▶ Text for analysis
+===+
Enable SSO with Okta (SAML 2.0)
This guide assumes you have completed the prerequisite steps (e.g. generate self-signed X.509 certificates) outlined here.
Firezone supports Single Sign-On (SSO) using Okta through the generic SAML 2.0 connector. This guide will walk you through how to configure the integration.
Step 1: Create a SAML connector
In the Okta admin portal, create a new app integration under the Application
tab. Select SAML 2.0
as the authentication method. Use the following config
values during setup:
Setting | Value |
---|---|
App name | Firezone |
App logo | save link as |
Single sign on URL | This is your Firezone EXTERNAL_URL/auth/saml/sp/consume/:config_id (e.g., https://firezone.company.com/auth/saml/sp/consume/okta ). |
Audience (EntityID) | This should be the same as your Firezone SAML_ENTITY_ID , defaults to urn:firezone.dev:firezone-app . |
Name ID format | EmailAddress |
Application username | |
Update application username on | Create and update |
Okta's documentation contains additional details on the purpose of each configuration setting.
![onelogin saml](/_next/image?url=%2Fimages%2Fokta-saml.png&w=1920&q=75)
After creating the SAML connector, visit the View SAML setup instructions
link
in the Sign On tab to download the metadata document. You'll need to copy-paste
the contents of this document into the Firezone portal in the next step.
Step 2: Add SAML identity provider to Firezone
In the Firezone portal, add a SAML identity provider under the Security tab by filling out the following information:
Setting | Value | Notes |
---|---|---|
Config ID | Okta | Used to construct endpoints required in the SAML authentication flow (e.g., receiving assertions, login requests). |
Label | Okta | Appears on the sign in button for authentication. |
Metadata | see note | Paste the contents of the SAML metadata document you downloaded in the previous step from Okta. |
Sign assertions | Checked. | |
Sign metadata | Checked. | |
Require signed assertions | Checked. | |
Require signed envelopes | Checked. | |
Auto create users | Default false | Enable this setting to automatically create users when signing in with this connector for the first time. Disable to manually create users. |
![firezone saml](/_next/image?url=%2Fimages%2Ffirezone-saml-2.png&w=1920&q=75)
After saving the SAML config, you should see a Sign in with Okta
button on
your Firezone portal sign-in page.
+===+
▶ Dataset content
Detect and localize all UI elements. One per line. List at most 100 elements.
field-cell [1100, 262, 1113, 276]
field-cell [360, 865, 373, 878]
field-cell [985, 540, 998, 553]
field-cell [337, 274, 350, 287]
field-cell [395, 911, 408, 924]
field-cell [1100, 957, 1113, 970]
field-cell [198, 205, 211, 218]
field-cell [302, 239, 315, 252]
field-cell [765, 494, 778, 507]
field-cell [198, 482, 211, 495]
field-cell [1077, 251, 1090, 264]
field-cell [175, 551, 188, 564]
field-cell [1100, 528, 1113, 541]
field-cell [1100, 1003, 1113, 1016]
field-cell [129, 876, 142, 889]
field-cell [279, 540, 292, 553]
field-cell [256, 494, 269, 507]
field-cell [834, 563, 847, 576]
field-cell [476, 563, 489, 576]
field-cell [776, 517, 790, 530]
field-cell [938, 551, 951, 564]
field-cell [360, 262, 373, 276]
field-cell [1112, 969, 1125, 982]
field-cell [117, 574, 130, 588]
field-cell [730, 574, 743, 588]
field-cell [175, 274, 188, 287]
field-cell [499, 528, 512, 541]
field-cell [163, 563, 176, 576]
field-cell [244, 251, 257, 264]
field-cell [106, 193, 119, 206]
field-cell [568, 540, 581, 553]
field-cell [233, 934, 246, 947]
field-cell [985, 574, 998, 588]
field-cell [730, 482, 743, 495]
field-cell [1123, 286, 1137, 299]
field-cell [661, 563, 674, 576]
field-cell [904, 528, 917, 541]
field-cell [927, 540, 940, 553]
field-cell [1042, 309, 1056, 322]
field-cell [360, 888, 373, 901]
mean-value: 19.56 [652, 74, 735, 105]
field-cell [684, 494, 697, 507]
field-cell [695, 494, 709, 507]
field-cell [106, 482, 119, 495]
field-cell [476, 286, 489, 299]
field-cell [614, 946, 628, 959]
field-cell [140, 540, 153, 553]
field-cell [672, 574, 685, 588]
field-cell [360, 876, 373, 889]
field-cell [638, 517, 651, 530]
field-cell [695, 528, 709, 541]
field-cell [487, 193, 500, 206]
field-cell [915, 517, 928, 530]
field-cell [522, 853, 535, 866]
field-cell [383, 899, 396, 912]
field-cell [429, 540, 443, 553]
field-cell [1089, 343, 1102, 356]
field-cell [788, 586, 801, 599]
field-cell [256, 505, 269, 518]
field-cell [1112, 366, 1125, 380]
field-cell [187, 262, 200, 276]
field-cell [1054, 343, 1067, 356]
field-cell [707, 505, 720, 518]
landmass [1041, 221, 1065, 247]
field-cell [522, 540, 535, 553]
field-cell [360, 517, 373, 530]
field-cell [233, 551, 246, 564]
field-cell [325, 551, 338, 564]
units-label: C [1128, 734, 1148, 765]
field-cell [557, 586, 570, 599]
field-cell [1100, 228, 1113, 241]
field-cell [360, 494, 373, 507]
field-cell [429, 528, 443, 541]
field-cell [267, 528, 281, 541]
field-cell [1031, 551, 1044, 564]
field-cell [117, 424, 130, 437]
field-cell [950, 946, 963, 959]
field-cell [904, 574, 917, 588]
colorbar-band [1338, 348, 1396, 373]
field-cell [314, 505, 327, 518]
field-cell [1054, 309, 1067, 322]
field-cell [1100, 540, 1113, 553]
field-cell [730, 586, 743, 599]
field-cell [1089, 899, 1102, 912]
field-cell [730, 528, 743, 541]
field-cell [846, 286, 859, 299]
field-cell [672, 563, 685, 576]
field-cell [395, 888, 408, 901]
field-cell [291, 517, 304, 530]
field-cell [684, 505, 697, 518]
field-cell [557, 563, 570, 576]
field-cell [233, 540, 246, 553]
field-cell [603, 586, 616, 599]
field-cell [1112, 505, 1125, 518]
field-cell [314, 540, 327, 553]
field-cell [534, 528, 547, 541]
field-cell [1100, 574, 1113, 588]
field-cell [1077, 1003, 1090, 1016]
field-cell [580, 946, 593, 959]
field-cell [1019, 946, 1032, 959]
+===+
▶ Explore the material
1. Answer these questions from the Okta SSO guide:
(a) Which Name ID format is set in the Okta SAML connector?
(b) In which Okta tab is the View SAML setup instructions link found?
(c) Where does the Label value appear?
2. Write out the stretch of the Okta SSO guide from "Enable SSO with" through "certificates) outlined here.".
The rows come from a different source than the Okta SSO guide.

▶ Activity answers
1.
(a) EmailAddress
(b) The Sign On tab
(c) On the sign in button for authentication

2.
Enable SSO with Okta (SAML 2.0)
This guide assumes you have completed the prerequisite steps (e.g. generate self-signed X.509 certificates) outlined here.